● DIRECTIONS FOR THIS TASK
In the brownie thread, list every ingredient that has a stated quantity in the recipe lentil posts.

● PAGE TEXT
+===+

# A Brownie Question



## shel (Dec 20, 2006)

My ex-wife used to make Kahlua Brownies that many people liked. I prefer my brownies a little fudgier. She used three squares of unsweetened baking chocolate in the recipe. 

My understanding is that the brownies would be fudgier if more chocolate were used, and I was thinking of using some 70% - 75% or so chocolate bars instead of the baking chocolate, and since the bars contain a little sugar, perhaps reducing the amount of added sugar in the recipe as well. Does this seem like a good plan and direction in which to go? Of course, some experimentation is in order to determine the proper number of chocolate bars to use, and the amount to reduce the sugar, to get the result I'd like. Am I heading in the right direction? Any other considerations - maybe reducing the amount of flour the original recipe calls for for an even fudgier, more gooey brownie.

shel (craving chocolate)

shel


----------



## suzanne (May 26, 2001)

There are a LOT of factors in brownies (as you've already mentioned), and changing one can have quite an effect. _Fine Cooking_ magazine had an article on fudgey vs. cakey brownies a few years ago, in which they discussed the basic differences. Not sure if it's available online.

I'm moving this to the Baking board, where you're more likely to get specific answers.


----------



## shel (Dec 20, 2006)

I found the article as well as some recipes. Thanks for the tip.


----------



## mezzaluna (Aug 29, 2000)

I've been using the Fudge Brownie recipe from the CIA Home Baking Cookbook. It's FABULOUS. I use 4 ounces of Ghirardelli 60% Bittersweet Chocolate. There's a whole 1/4 cup of cake flour, so you can imagine how dense these are!


----------



## shel (Dec 20, 2006)

Thanks! Looks like I'm going in the right direction ... for a change :lol:

shel


----------



## lentil (Sep 8, 2003)

I must be craving sweets because I'm poking around in the baking section!

My brownie recipe comes from SAra Foster and is very fudgy. Here it is:

1#butter melted and cooled
4c sugar
cream together

add 8 eggs
1T plus 2t vanilla

mix well

mix together 2 c flour 1 1/3c good cocoa and add to creamed mixture

then add
2c good quality chocolate chips
'
spread in a greased half sheet pan and bake at 325* for 40 minutes'

Nuts are optional.


----------



## headless chicken (Apr 28, 2003)

If I can find my old recipe from my GBC cookbook, I remembered replacing half the sugar with corn syrup and half the coco with melted chocolate gave me very nice chewy and dense brownies...I'm going to have a look around, see if I can find my old notes.


----------



## pastrycake (Sep 11, 2005)

Hi
I have little success with fudgy brownies. always ends of dry and hard.

Has anyone tried fudgy brownies from Moveable feast geneva. It was Oprah favorite things years ago. She also featured Fat witch brownies last year I believe.

I am tempted to order myself some this xmas. It looks so fudgy. If anyone knows how to make this type of texture: thick, moist and fudgey, not too sweet. Please share!!!

In the meantime, I have given up since it costs so much and I have failed...


----------



## lentil (Sep 8, 2003)

+===+

Some records
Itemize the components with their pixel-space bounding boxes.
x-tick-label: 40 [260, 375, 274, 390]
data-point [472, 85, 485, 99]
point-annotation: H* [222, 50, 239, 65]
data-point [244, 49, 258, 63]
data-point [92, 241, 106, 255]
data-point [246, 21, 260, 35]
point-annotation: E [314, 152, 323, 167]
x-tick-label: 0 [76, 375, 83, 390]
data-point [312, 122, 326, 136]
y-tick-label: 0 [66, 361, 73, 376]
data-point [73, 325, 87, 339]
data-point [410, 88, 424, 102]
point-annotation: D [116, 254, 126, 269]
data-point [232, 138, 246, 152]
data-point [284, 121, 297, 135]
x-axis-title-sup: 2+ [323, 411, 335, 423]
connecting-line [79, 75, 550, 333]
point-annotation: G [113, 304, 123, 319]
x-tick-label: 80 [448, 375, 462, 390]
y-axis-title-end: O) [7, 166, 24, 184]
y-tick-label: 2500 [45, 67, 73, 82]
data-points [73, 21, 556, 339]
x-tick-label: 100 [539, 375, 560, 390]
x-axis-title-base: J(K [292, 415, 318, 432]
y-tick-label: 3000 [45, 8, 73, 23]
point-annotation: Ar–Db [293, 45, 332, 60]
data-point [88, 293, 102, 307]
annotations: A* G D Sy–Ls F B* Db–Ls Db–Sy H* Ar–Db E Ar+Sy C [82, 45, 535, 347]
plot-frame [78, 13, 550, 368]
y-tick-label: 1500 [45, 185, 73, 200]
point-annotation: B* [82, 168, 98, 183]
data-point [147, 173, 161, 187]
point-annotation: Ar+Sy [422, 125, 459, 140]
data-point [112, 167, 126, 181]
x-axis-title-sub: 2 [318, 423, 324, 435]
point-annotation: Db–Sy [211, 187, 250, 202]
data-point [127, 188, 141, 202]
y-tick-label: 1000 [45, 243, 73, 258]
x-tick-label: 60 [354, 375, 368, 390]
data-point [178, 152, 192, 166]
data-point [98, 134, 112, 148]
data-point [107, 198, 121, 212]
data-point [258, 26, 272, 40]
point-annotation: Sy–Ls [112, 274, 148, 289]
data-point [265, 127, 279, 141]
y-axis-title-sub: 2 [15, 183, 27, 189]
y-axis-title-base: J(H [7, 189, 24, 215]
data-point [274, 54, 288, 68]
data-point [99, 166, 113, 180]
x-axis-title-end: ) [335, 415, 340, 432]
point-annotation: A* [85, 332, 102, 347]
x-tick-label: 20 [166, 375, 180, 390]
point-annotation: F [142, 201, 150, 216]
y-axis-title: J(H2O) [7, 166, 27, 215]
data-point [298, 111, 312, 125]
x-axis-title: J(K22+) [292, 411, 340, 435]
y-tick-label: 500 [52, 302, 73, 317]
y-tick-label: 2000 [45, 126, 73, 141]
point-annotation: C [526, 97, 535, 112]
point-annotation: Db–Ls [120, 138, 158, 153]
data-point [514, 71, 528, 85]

+===+

● TASK RESPONSE
Butter, sugar, eggs, vanilla, flour, cocoa, chocolate chips